Copy out the complete listing, word for word.
## Start
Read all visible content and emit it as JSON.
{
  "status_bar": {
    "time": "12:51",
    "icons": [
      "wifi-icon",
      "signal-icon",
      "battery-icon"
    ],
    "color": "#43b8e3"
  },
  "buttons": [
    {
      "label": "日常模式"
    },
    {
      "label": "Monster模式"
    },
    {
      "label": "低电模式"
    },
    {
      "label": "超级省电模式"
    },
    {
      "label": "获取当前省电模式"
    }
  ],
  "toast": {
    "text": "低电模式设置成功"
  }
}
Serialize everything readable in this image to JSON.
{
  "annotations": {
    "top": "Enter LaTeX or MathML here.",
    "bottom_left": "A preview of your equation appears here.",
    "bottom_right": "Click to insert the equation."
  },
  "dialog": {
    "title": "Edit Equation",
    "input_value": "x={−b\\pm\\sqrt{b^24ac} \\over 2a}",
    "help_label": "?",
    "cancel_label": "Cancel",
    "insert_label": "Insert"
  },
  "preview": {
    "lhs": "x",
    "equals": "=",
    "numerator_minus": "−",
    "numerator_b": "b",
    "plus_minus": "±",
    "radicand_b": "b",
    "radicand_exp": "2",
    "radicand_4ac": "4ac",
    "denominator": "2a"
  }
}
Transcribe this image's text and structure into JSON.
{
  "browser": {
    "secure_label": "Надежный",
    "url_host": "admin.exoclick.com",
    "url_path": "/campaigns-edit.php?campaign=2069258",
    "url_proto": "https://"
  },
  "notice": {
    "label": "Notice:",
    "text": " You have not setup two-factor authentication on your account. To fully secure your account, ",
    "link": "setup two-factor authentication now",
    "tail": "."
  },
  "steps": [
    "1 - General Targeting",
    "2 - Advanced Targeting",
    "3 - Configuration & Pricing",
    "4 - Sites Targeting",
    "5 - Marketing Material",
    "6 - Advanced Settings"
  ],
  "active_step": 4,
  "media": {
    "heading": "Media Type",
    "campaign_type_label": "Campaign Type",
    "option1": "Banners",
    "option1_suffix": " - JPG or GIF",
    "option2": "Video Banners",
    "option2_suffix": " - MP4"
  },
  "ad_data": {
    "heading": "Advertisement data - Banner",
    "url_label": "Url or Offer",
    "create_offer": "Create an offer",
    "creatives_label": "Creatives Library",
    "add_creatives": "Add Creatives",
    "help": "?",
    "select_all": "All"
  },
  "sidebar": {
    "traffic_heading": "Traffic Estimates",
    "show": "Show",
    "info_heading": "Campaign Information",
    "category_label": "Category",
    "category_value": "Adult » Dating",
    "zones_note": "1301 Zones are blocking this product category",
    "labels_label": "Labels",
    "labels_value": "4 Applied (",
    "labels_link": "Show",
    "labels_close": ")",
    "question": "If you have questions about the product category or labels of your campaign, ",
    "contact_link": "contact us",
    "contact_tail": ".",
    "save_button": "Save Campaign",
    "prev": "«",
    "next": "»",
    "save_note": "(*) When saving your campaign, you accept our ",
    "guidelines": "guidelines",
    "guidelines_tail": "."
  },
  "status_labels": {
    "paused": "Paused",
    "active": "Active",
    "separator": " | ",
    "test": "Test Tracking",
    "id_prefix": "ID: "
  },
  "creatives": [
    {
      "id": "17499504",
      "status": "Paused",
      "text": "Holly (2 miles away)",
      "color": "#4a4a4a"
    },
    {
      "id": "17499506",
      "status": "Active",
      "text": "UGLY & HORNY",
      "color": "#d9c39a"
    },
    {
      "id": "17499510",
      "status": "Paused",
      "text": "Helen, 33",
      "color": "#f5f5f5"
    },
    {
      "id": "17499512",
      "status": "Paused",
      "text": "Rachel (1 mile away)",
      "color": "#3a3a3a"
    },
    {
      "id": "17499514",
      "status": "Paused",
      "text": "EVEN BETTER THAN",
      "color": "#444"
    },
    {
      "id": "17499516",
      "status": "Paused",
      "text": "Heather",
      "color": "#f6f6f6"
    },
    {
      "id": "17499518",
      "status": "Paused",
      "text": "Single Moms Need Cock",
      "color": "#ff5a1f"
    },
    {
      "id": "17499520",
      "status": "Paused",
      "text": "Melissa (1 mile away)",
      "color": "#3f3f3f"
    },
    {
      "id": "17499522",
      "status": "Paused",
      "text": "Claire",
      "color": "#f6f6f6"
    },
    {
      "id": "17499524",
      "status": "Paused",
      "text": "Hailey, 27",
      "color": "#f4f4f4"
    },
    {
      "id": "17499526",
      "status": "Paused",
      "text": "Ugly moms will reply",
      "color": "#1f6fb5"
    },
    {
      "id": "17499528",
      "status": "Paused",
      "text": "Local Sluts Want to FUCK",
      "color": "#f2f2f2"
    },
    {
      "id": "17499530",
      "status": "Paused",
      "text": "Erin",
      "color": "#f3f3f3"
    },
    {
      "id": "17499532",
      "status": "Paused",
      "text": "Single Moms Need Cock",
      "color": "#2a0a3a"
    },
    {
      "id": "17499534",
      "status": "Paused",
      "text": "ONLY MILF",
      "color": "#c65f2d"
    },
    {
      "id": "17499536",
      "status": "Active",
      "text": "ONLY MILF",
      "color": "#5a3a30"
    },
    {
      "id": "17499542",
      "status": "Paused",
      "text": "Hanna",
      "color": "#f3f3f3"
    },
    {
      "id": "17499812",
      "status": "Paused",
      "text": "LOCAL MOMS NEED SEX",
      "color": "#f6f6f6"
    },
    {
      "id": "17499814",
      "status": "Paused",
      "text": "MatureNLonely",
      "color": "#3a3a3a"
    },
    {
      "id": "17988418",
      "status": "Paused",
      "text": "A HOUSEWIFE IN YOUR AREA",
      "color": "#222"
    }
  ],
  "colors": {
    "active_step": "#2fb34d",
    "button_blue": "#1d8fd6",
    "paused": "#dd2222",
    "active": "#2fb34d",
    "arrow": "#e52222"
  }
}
## End
## RESULT FOR THIS EXERCISE
Read all visible content and emit it as JSON.
{
  "status_bar": {
    "time": "12:51",
    "icons": [
      "wifi-icon",
      "signal-icon",
      "battery-icon"
    ],
    "color": "#43b8e3"
  },
  "buttons": [
    {
      "label": "日常模式"
    },
    {
      "label": "Monster模式"
    },
    {
      "label": "低电模式"
    },
    {
      "label": "超级省电模式"
    },
    {
      "label": "获取当前省电模式"
    }
  ],
  "toast": {
    "text": "低电模式设置成功"
  }
}
Serialize everything readable in this image to JSON.
{
  "annotations": {
    "top": "Enter LaTeX or MathML here.",
    "bottom_left": "A preview of your equation appears here.",
    "bottom_right": "Click to insert the equation."
  },
  "dialog": {
    "title": "Edit Equation",
    "input_value": "x={−b\\pm\\sqrt{b^24ac} \\over 2a}",
    "help_label": "?",
    "cancel_label": "Cancel",
    "insert_label": "Insert"
  },
  "preview": {
    "lhs": "x",
    "equals": "=",
    "numerator_minus": "−",
    "numerator_b": "b",
    "plus_minus": "±",
    "radicand_b": "b",
    "radicand_exp": "2",
    "radicand_4ac": "4ac",
    "denominator": "2a"
  }
}
Transcribe this image's text and structure into JSON.
{
  "browser": {
    "secure_label": "Надежный",
    "url_host": "admin.exoclick.com",
    "url_path": "/campaigns-edit.php?campaign=2069258",
    "url_proto": "https://"
  },
  "notice": {
    "label": "Notice:",
    "text": " You have not setup two-factor authentication on your account. To fully secure your account, ",
    "link": "setup two-factor authentication now",
    "tail": "."
  },
  "steps": [
    "1 - General Targeting",
    "2 - Advanced Targeting",
    "3 - Configuration & Pricing",
    "4 - Sites Targeting",
    "5 - Marketing Material",
    "6 - Advanced Settings"
  ],
  "active_step": 4,
  "media": {
    "heading": "Media Type",
    "campaign_type_label": "Campaign Type",
    "option1": "Banners",
    "option1_suffix": " - JPG or GIF",
    "option2": "Video Banners",
    "option2_suffix": " - MP4"
  },
  "ad_data": {
    "heading": "Advertisement data - Banner",
    "url_label": "Url or Offer",
    "create_offer": "Create an offer",
    "creatives_label": "Creatives Library",
    "add_creatives": "Add Creatives",
    "help": "?",
    "select_all": "All"
  },
  "sidebar": {
    "traffic_heading": "Traffic Estimates",
    "show": "Show",
    "info_heading": "Campaign Information",
    "category_label": "Category",
    "category_value": "Adult » Dating",
    "zones_note": "1301 Zones are blocking this product category",
    "labels_label": "Labels",
    "labels_value": "4 Applied (",
    "labels_link": "Show",
    "labels_close": ")",
    "question": "If you have questions about the product category or labels of your campaign, ",
    "contact_link": "contact us",
    "contact_tail": ".",
    "save_button": "Save Campaign",
    "prev": "«",
    "next": "»",
    "save_note": "(*) When saving your campaign, you accept our ",
    "guidelines": "guidelines",
    "guidelines_tail": "."
  },
  "status_labels": {
    "paused": "Paused",
    "active": "Active",
    "separator": " | ",
    "test": "Test Tracking",
    "id_prefix": "ID: "
  },
  "creatives": [
    {
      "id": "17499504",
      "status": "Paused",
      "text": "Holly (2 miles away)",
      "color": "#4a4a4a"
    },
    {
      "id": "17499506",
      "status": "Active",
      "text": "UGLY & HORNY",
      "color": "#d9c39a"
    },
    {
      "id": "17499510",
      "status": "Paused",
      "text": "Helen, 33",
      "color": "#f5f5f5"
    },
    {
      "id": "17499512",
      "status": "Paused",
      "text": "Rachel (1 mile away)",
      "color": "#3a3a3a"
    },
    {
      "id": "17499514",
      "status": "Paused",
      "text": "EVEN BETTER THAN",
      "color": "#444"
    },
    {
      "id": "17499516",
      "status": "Paused",
      "text": "Heather",
      "color": "#f6f6f6"
    },
    {
      "id": "17499518",
      "status": "Paused",
      "text": "Single Moms Need Cock",
      "color": "#ff5a1f"
    },
    {
      "id": "17499520",
      "status": "Paused",
      "text": "Melissa (1 mile away)",
      "color": "#3f3f3f"
    },
    {
      "id": "17499522",
      "status": "Paused",
      "text": "Claire",
      "color": "#f6f6f6"
    },
    {
      "id": "17499524",
      "status": "Paused",
      "text": "Hailey, 27",
      "color": "#f4f4f4"
    },
    {
      "id": "17499526",
      "status": "Paused",
      "text": "Ugly moms will reply",
      "color": "#1f6fb5"
    },
    {
      "id": "17499528",
      "status": "Paused",
      "text": "Local Sluts Want to FUCK",
      "color": "#f2f2f2"
    },
    {
      "id": "17499530",
      "status": "Paused",
      "text": "Erin",
      "color": "#f3f3f3"
    },
    {
      "id": "17499532",
      "status": "Paused",
      "text": "Single Moms Need Cock",
      "color": "#2a0a3a"
    },
    {
      "id": "17499534",
      "status": "Paused",
      "text": "ONLY MILF",
      "color": "#c65f2d"
    },
    {
      "id": "17499536",
      "status": "Active",
      "text": "ONLY MILF",
      "color": "#5a3a30"
    },
    {
      "id": "17499542",
      "status": "Paused",
      "text": "Hanna",
      "color": "#f3f3f3"
    },
    {
      "id": "17499812",
      "status": "Paused",
      "text": "LOCAL MOMS NEED SEX",
      "color": "#f6f6f6"
    },
    {
      "id": "17499814",
      "status": "Paused",
      "text": "MatureNLonely",
      "color": "#3a3a3a"
    },
    {
      "id": "17988418",
      "status": "Paused",
      "text": "A HOUSEWIFE IN YOUR AREA",
      "color": "#222"
    }
  ],
  "colors": {
    "active_step": "#2fb34d",
    "button_blue": "#1d8fd6",
    "paused": "#dd2222",
    "active": "#2fb34d",
    "arrow": "#e52222"
  }
}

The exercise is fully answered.